Task -> For the records that follow, return only the count of lines containing the string "Ansicht".

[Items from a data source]

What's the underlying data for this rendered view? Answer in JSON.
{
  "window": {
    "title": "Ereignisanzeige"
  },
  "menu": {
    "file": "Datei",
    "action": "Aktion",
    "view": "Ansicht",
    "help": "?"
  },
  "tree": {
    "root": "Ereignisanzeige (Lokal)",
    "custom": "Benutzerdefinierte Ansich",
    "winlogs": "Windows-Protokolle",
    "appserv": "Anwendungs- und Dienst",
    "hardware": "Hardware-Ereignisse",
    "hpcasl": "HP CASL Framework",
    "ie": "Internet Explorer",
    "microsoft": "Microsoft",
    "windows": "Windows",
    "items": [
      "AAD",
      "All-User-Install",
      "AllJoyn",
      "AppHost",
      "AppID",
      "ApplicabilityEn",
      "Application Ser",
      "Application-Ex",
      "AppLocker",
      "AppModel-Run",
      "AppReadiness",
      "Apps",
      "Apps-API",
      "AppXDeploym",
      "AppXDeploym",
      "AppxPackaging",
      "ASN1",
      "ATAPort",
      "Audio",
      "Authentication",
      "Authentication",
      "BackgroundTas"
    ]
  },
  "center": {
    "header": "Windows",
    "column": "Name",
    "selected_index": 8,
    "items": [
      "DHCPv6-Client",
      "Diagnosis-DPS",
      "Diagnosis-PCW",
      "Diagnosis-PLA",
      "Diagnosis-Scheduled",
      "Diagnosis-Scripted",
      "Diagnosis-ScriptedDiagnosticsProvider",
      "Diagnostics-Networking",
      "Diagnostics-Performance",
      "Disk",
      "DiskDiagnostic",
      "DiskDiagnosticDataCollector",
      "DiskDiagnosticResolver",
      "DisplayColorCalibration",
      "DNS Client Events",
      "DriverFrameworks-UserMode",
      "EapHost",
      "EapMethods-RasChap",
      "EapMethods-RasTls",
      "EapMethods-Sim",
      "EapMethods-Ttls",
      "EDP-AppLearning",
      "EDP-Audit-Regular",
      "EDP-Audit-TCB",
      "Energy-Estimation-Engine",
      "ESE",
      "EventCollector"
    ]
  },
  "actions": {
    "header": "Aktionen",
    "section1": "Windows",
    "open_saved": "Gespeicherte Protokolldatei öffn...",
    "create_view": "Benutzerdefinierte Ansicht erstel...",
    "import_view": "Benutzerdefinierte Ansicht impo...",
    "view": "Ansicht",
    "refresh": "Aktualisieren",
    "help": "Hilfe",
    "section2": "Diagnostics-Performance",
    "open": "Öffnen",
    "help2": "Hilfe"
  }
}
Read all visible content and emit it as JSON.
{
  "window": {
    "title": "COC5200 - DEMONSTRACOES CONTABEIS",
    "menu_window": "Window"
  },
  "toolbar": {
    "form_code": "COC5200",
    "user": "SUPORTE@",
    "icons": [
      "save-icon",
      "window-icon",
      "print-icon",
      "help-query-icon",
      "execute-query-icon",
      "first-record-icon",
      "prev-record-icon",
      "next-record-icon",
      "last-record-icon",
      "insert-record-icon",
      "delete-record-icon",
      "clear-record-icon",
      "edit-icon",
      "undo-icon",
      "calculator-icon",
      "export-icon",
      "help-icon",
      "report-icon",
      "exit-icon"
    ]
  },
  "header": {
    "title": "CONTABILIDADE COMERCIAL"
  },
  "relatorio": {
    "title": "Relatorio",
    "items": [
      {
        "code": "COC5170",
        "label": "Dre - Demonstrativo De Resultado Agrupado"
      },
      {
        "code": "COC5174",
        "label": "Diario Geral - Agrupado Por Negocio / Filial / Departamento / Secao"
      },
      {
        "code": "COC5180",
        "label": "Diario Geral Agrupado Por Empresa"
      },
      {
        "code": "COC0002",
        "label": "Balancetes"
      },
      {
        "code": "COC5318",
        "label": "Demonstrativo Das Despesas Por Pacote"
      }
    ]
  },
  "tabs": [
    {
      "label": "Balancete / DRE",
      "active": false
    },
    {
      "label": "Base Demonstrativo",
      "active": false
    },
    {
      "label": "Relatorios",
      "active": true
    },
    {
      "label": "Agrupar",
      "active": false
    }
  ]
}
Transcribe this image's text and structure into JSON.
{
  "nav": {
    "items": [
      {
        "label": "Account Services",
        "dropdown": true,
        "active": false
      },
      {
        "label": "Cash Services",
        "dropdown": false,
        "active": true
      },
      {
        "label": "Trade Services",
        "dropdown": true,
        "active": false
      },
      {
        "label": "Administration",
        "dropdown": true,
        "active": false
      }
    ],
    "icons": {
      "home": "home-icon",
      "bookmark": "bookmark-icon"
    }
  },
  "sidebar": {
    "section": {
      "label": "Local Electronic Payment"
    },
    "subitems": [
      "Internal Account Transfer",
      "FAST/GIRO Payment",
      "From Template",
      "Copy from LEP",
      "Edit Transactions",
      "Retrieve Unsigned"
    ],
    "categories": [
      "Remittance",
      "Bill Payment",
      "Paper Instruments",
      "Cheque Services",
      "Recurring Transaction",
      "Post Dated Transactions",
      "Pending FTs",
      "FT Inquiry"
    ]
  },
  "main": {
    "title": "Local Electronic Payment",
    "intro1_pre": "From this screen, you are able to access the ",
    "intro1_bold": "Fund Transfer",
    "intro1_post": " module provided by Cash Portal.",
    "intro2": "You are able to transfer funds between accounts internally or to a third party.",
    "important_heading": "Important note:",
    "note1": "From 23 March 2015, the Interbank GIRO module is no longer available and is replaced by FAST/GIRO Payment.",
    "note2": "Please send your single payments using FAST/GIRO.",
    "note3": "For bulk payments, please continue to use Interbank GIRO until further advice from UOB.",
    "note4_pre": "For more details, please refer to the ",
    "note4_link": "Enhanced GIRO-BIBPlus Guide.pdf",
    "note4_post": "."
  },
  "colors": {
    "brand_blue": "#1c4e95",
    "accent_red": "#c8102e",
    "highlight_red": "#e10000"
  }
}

Output of the exercise -> 4